§ **GOAL OF THE EXERCISE**:
Copy all the entries below exactly, but not the pictures.

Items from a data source
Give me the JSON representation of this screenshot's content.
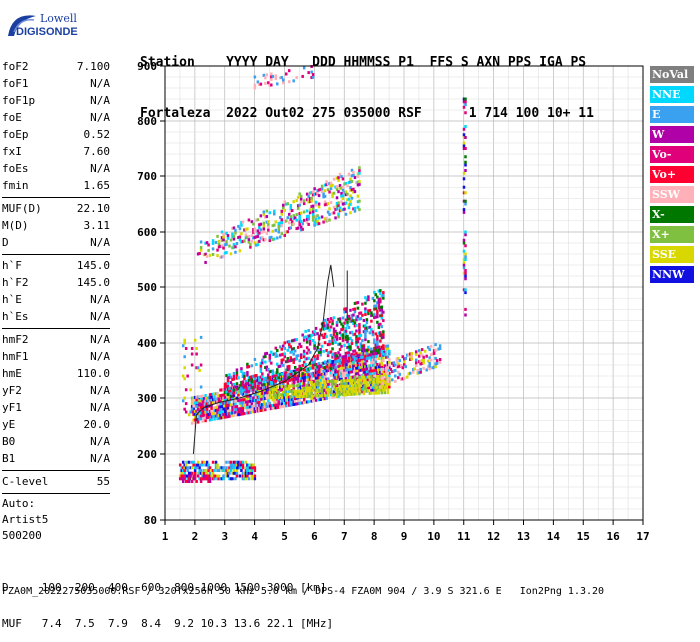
{
  "logo": {
    "line1": "Lowell",
    "line2": "DIGISONDE"
  },
  "header": {
    "line1": "Station    YYYY DAY   DDD HHMMSS P1  FFS S AXN PPS IGA PS",
    "line2": "Fortaleza  2022 Out02 275 035000 RSF      1 714 100 10+ 11"
  },
  "params": {
    "group1": [
      {
        "name": "foF2",
        "value": "7.100"
      },
      {
        "name": "foF1",
        "value": "N/A"
      },
      {
        "name": "foF1p",
        "value": "N/A"
      },
      {
        "name": "foE",
        "value": "N/A"
      },
      {
        "name": "foEp",
        "value": "0.52"
      },
      {
        "name": "fxI",
        "value": "7.60"
      },
      {
        "name": "foEs",
        "value": "N/A"
      },
      {
        "name": "fmin",
        "value": "1.65"
      }
    ],
    "group2": [
      {
        "name": "MUF(D)",
        "value": "22.10"
      },
      {
        "name": "M(D)",
        "value": "3.11"
      },
      {
        "name": "D",
        "value": "N/A"
      }
    ],
    "group3": [
      {
        "name": "h`F",
        "value": "145.0"
      },
      {
        "name": "h`F2",
        "value": "145.0"
      },
      {
        "name": "h`E",
        "value": "N/A"
      },
      {
        "name": "h`Es",
        "value": "N/A"
      }
    ],
    "group4": [
      {
        "name": "hmF2",
        "value": "N/A"
      },
      {
        "name": "hmF1",
        "value": "N/A"
      },
      {
        "name": "hmE",
        "value": "110.0"
      },
      {
        "name": "yF2",
        "value": "N/A"
      },
      {
        "name": "yF1",
        "value": "N/A"
      },
      {
        "name": "yE",
        "value": "20.0"
      },
      {
        "name": "B0",
        "value": "N/A"
      },
      {
        "name": "B1",
        "value": "N/A"
      }
    ],
    "group5": [
      {
        "name": "C-level",
        "value": "55"
      }
    ],
    "auto": [
      "Auto:",
      "Artist5",
      "500200"
    ]
  },
  "legend": [
    {
      "label": "NoVal",
      "color": "#7f7f7f"
    },
    {
      "label": "NNE",
      "color": "#00d8ff"
    },
    {
      "label": "E",
      "color": "#3aa0f0"
    },
    {
      "label": "W",
      "color": "#b000a8"
    },
    {
      "label": "Vo-",
      "color": "#e0007a"
    },
    {
      "label": "Vo+",
      "color": "#ff0030"
    },
    {
      "label": "SSW",
      "color": "#ffb0b8"
    },
    {
      "label": "X-",
      "color": "#007800"
    },
    {
      "label": "X+",
      "color": "#80c040"
    },
    {
      "label": "SSE",
      "color": "#d8d800"
    },
    {
      "label": "NNW",
      "color": "#1010e0"
    }
  ],
  "footer": {
    "d_row": "D     100  200  400  600  800 1000 1500 3000 [km]",
    "muf_row": "MUF   7.4  7.5  7.9  8.4  9.2 10.3 13.6 22.1 [MHz]",
    "info": "FZA0M_2022275035000.RSF / 320fx256h 50 kHz 5.0 km / DPS-4 FZA0M 904 / 3.9 S 321.6 E   Ion2Png 1.3.20"
  },
  "chart_data": {
    "type": "scatter",
    "xlim": [
      1,
      17
    ],
    "ylim": [
      80,
      900
    ],
    "x_ticks": [
      "1",
      "2",
      "3",
      "4",
      "5",
      "6",
      "7",
      "8",
      "9",
      "10",
      "11",
      "12",
      "13",
      "14",
      "15",
      "16",
      "17"
    ],
    "y_ticks": [
      "80",
      "200",
      "300",
      "400",
      "500",
      "600",
      "700",
      "800",
      "900"
    ],
    "grid": true,
    "legend_position": "right",
    "clusters": [
      {
        "name": "E-trace",
        "x_range": [
          1.5,
          4.0
        ],
        "y_range": [
          155,
          185
        ],
        "density": 0.55,
        "palette": [
          "#3aa0f0",
          "#00d8ff",
          "#1010e0",
          "#d8d800",
          "#ff0030"
        ]
      },
      {
        "name": "E-trace-low",
        "x_range": [
          1.5,
          2.5
        ],
        "y_range": [
          150,
          162
        ],
        "density": 0.6,
        "palette": [
          "#ff0030",
          "#e0007a",
          "#b000a8"
        ]
      },
      {
        "name": "F-trace",
        "x_range": [
          1.9,
          8.5
        ],
        "y_range_start": [
          255,
          300
        ],
        "y_range_end": [
          320,
          400
        ],
        "density": 0.75,
        "palette": [
          "#e0007a",
          "#ff0030",
          "#b000a8",
          "#3aa0f0",
          "#00d8ff",
          "#ffb0b8",
          "#1010e0",
          "#d8d800"
        ]
      },
      {
        "name": "F-upper",
        "x_range": [
          3.0,
          8.3
        ],
        "y_range_start": [
          300,
          340
        ],
        "y_range_end": [
          380,
          500
        ],
        "density": 0.35,
        "palette": [
          "#e0007a",
          "#b000a8",
          "#3aa0f0",
          "#ff0030",
          "#00d8ff",
          "#007800"
        ]
      },
      {
        "name": "SSE-band",
        "x_range": [
          4.5,
          8.5
        ],
        "y_range_start": [
          300,
          320
        ],
        "y_range_end": [
          310,
          345
        ],
        "density": 0.55,
        "palette": [
          "#d8d800",
          "#d8d800",
          "#80c040"
        ]
      },
      {
        "name": "F-tail",
        "x_range": [
          8.2,
          10.2
        ],
        "y_range_start": [
          320,
          360
        ],
        "y_range_end": [
          360,
          400
        ],
        "density": 0.3,
        "palette": [
          "#d8d800",
          "#ffb0b8",
          "#e0007a",
          "#3aa0f0"
        ]
      },
      {
        "name": "second-hop",
        "x_range": [
          2.1,
          7.5
        ],
        "y_range_start": [
          540,
          580
        ],
        "y_range_end": [
          640,
          720
        ],
        "density": 0.3,
        "palette": [
          "#e0007a",
          "#b000a8",
          "#3aa0f0",
          "#ffb0b8",
          "#d8d800",
          "#00d8ff",
          "#80c040"
        ]
      },
      {
        "name": "third-hop",
        "x_range": [
          4.0,
          6.0
        ],
        "y_range_start": [
          860,
          880
        ],
        "y_range_end": [
          880,
          900
        ],
        "density": 0.15,
        "palette": [
          "#ffb0b8",
          "#3aa0f0",
          "#e0007a"
        ]
      },
      {
        "name": "spike-11MHz",
        "x_range": [
          11.0,
          11.05
        ],
        "y_range": [
          450,
          840
        ],
        "density": 0.35,
        "palette": [
          "#1010e0",
          "#3aa0f0",
          "#b000a8",
          "#d8d800",
          "#007800",
          "#00d8ff",
          "#e0007a"
        ]
      },
      {
        "name": "left-scatter",
        "x_range": [
          1.6,
          2.2
        ],
        "y_range": [
          270,
          420
        ],
        "density": 0.1,
        "palette": [
          "#3aa0f0",
          "#e0007a",
          "#d8d800"
        ]
      }
    ],
    "profile_curve": {
      "x": [
        1.95,
        2.05,
        2.3,
        2.8,
        3.5,
        4.2,
        5.0,
        5.8,
        6.1,
        6.3,
        6.45,
        6.55,
        6.65
      ],
      "y": [
        200,
        270,
        283,
        292,
        300,
        312,
        330,
        360,
        390,
        440,
        510,
        540,
        500
      ]
    },
    "vertical_line": {
      "x": 7.1,
      "y": [
        440,
        530
      ]
    }
  }
}
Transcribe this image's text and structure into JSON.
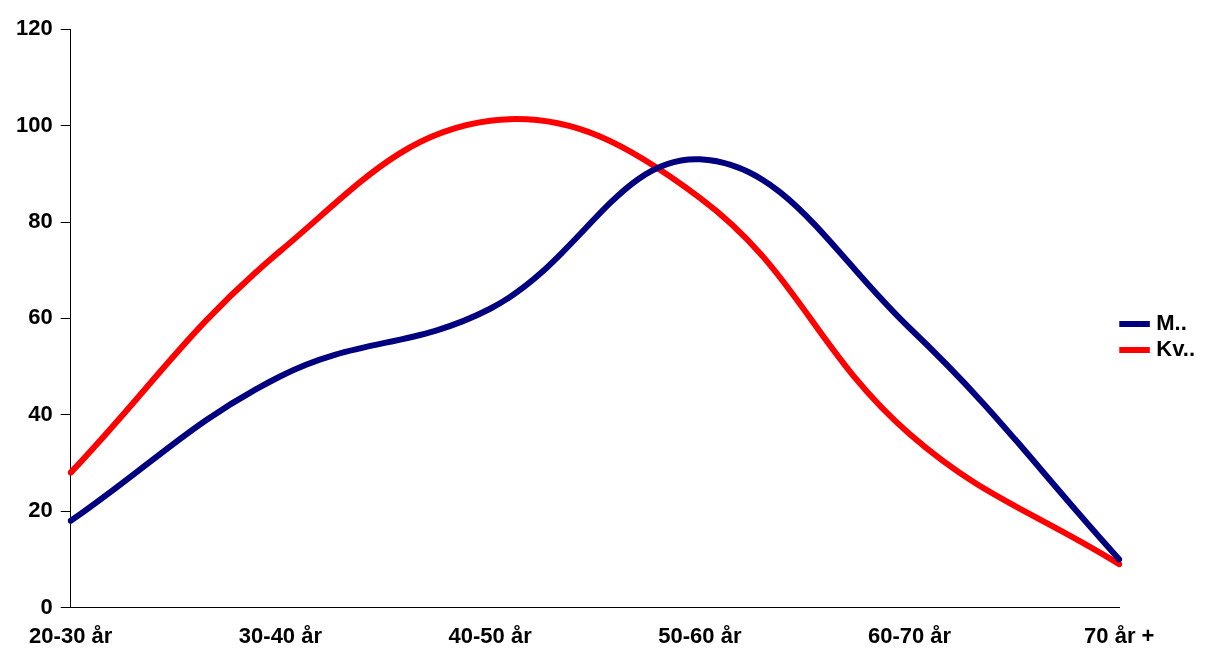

§ **THE REPLY**:
Give me the JSON representation of this screenshot's content.
{
  "logo": {
    "line1": "Lowell",
    "line2": "DIGISONDE"
  },
  "header": {
    "line1": "Station    YYYY DAY   DDD HHMMSS P1  FFS S AXN PPS IGA PS",
    "line2": "Fortaleza  2022 Out02 275 035000 RSF      1 714 100 10+ 11"
  },
  "params": {
    "group1": [
      {
        "name": "foF2",
        "value": "7.100"
      },
      {
        "name": "foF1",
        "value": "N/A"
      },
      {
        "name": "foF1p",
        "value": "N/A"
      },
      {
        "name": "foE",
        "value": "N/A"
      },
      {
        "name": "foEp",
        "value": "0.52"
      },
      {
        "name": "fxI",
        "value": "7.60"
      },
      {
        "name": "foEs",
        "value": "N/A"
      },
      {
        "name": "fmin",
        "value": "1.65"
      }
    ],
    "group2": [
      {
        "name": "MUF(D)",
        "value": "22.10"
      },
      {
        "name": "M(D)",
        "value": "3.11"
      },
      {
        "name": "D",
        "value": "N/A"
      }
    ],
    "group3": [
      {
        "name": "h`F",
        "value": "145.0"
      },
      {
        "name": "h`F2",
        "value": "145.0"
      },
      {
        "name": "h`E",
        "value": "N/A"
      },
      {
        "name": "h`Es",
        "value": "N/A"
      }
    ],
    "group4": [
      {
        "name": "hmF2",
        "value": "N/A"
      },
      {
        "name": "hmF1",
        "value": "N/A"
      },
      {
        "name": "hmE",
        "value": "110.0"
      },
      {
        "name": "yF2",
        "value": "N/A"
      },
      {
        "name": "yF1",
        "value": "N/A"
      },
      {
        "name": "yE",
        "value": "20.0"
      },
      {
        "name": "B0",
        "value": "N/A"
      },
      {
        "name": "B1",
        "value": "N/A"
      }
    ],
    "group5": [
      {
        "name": "C-level",
        "value": "55"
      }
    ],
    "auto": [
      "Auto:",
      "Artist5",
      "500200"
    ]
  },
  "legend": [
    {
      "label": "NoVal",
      "color": "#7f7f7f"
    },
    {
      "label": "NNE",
      "color": "#00d8ff"
    },
    {
      "label": "E",
      "color": "#3aa0f0"
    },
    {
      "label": "W",
      "color": "#b000a8"
    },
    {
      "label": "Vo-",
      "color": "#e0007a"
    },
    {
      "label": "Vo+",
      "color": "#ff0030"
    },
    {
      "label": "SSW",
      "color": "#ffb0b8"
    },
    {
      "label": "X-",
      "color": "#007800"
    },
    {
      "label": "X+",
      "color": "#80c040"
    },
    {
      "label": "SSE",
      "color": "#d8d800"
    },
    {
      "label": "NNW",
      "color": "#1010e0"
    }
  ],
  "footer": {
    "d_row": "D     100  200  400  600  800 1000 1500 3000 [km]",
    "muf_row": "MUF   7.4  7.5  7.9  8.4  9.2 10.3 13.6 22.1 [MHz]",
    "info": "FZA0M_2022275035000.RSF / 320fx256h 50 kHz 5.0 km / DPS-4 FZA0M 904 / 3.9 S 321.6 E   Ion2Png 1.3.20"
  },
  "chart_data": {
    "type": "scatter",
    "xlim": [
      1,
      17
    ],
    "ylim": [
      80,
      900
    ],
    "x_ticks": [
      "1",
      "2",
      "3",
      "4",
      "5",
      "6",
      "7",
      "8",
      "9",
      "10",
      "11",
      "12",
      "13",
      "14",
      "15",
      "16",
      "17"
    ],
    "y_ticks": [
      "80",
      "200",
      "300",
      "400",
      "500",
      "600",
      "700",
      "800",
      "900"
    ],
    "grid": true,
    "legend_position": "right",
    "clusters": [
      {
        "name": "E-trace",
        "x_range": [
          1.5,
          4.0
        ],
        "y_range": [
          155,
          185
        ],
        "density": 0.55,
        "palette": [
          "#3aa0f0",
          "#00d8ff",
          "#1010e0",
          "#d8d800",
          "#ff0030"
        ]
      },
      {
        "name": "E-trace-low",
        "x_range": [
          1.5,
          2.5
        ],
        "y_range": [
          150,
          162
        ],
        "density": 0.6,
        "palette": [
          "#ff0030",
          "#e0007a",
          "#b000a8"
        ]
      },
      {
        "name": "F-trace",
        "x_range": [
          1.9,
          8.5
        ],
        "y_range_start": [
          255,
          300
        ],
        "y_range_end": [
          320,
          400
        ],
        "density": 0.75,
        "palette": [
          "#e0007a",
          "#ff0030",
          "#b000a8",
          "#3aa0f0",
          "#00d8ff",
          "#ffb0b8",
          "#1010e0",
          "#d8d800"
        ]
      },
      {
        "name": "F-upper",
        "x_range": [
          3.0,
          8.3
        ],
        "y_range_start": [
          300,
          340
        ],
        "y_range_end": [
          380,
          500
        ],
        "density": 0.35,
        "palette": [
          "#e0007a",
          "#b000a8",
          "#3aa0f0",
          "#ff0030",
          "#00d8ff",
          "#007800"
        ]
      },
      {
        "name": "SSE-band",
        "x_range": [
          4.5,
          8.5
        ],
        "y_range_start": [
          300,
          320
        ],
        "y_range_end": [
          310,
          345
        ],
        "density": 0.55,
        "palette": [
          "#d8d800",
          "#d8d800",
          "#80c040"
        ]
      },
      {
        "name": "F-tail",
        "x_range": [
          8.2,
          10.2
        ],
        "y_range_start": [
          320,
          360
        ],
        "y_range_end": [
          360,
          400
        ],
        "density": 0.3,
        "palette": [
          "#d8d800",
          "#ffb0b8",
          "#e0007a",
          "#3aa0f0"
        ]
      },
      {
        "name": "second-hop",
        "x_range": [
          2.1,
          7.5
        ],
        "y_range_start": [
          540,
          580
        ],
        "y_range_end": [
          640,
          720
        ],
        "density": 0.3,
        "palette": [
          "#e0007a",
          "#b000a8",
          "#3aa0f0",
          "#ffb0b8",
          "#d8d800",
          "#00d8ff",
          "#80c040"
        ]
      },
      {
        "name": "third-hop",
        "x_range": [
          4.0,
          6.0
        ],
        "y_range_start": [
          860,
          880
        ],
        "y_range_end": [
          880,
          900
        ],
        "density": 0.15,
        "palette": [
          "#ffb0b8",
          "#3aa0f0",
          "#e0007a"
        ]
      },
      {
        "name": "spike-11MHz",
        "x_range": [
          11.0,
          11.05
        ],
        "y_range": [
          450,
          840
        ],
        "density": 0.35,
        "palette": [
          "#1010e0",
          "#3aa0f0",
          "#b000a8",
          "#d8d800",
          "#007800",
          "#00d8ff",
          "#e0007a"
        ]
      },
      {
        "name": "left-scatter",
        "x_range": [
          1.6,
          2.2
        ],
        "y_range": [
          270,
          420
        ],
        "density": 0.1,
        "palette": [
          "#3aa0f0",
          "#e0007a",
          "#d8d800"
        ]
      }
    ],
    "profile_curve": {
      "x": [
        1.95,
        2.05,
        2.3,
        2.8,
        3.5,
        4.2,
        5.0,
        5.8,
        6.1,
        6.3,
        6.45,
        6.55,
        6.65
      ],
      "y": [
        200,
        270,
        283,
        292,
        300,
        312,
        330,
        360,
        390,
        440,
        510,
        540,
        500
      ]
    },
    "vertical_line": {
      "x": 7.1,
      "y": [
        440,
        530
      ]
    }
  }
}
Transcribe this image's text and structure into JSON.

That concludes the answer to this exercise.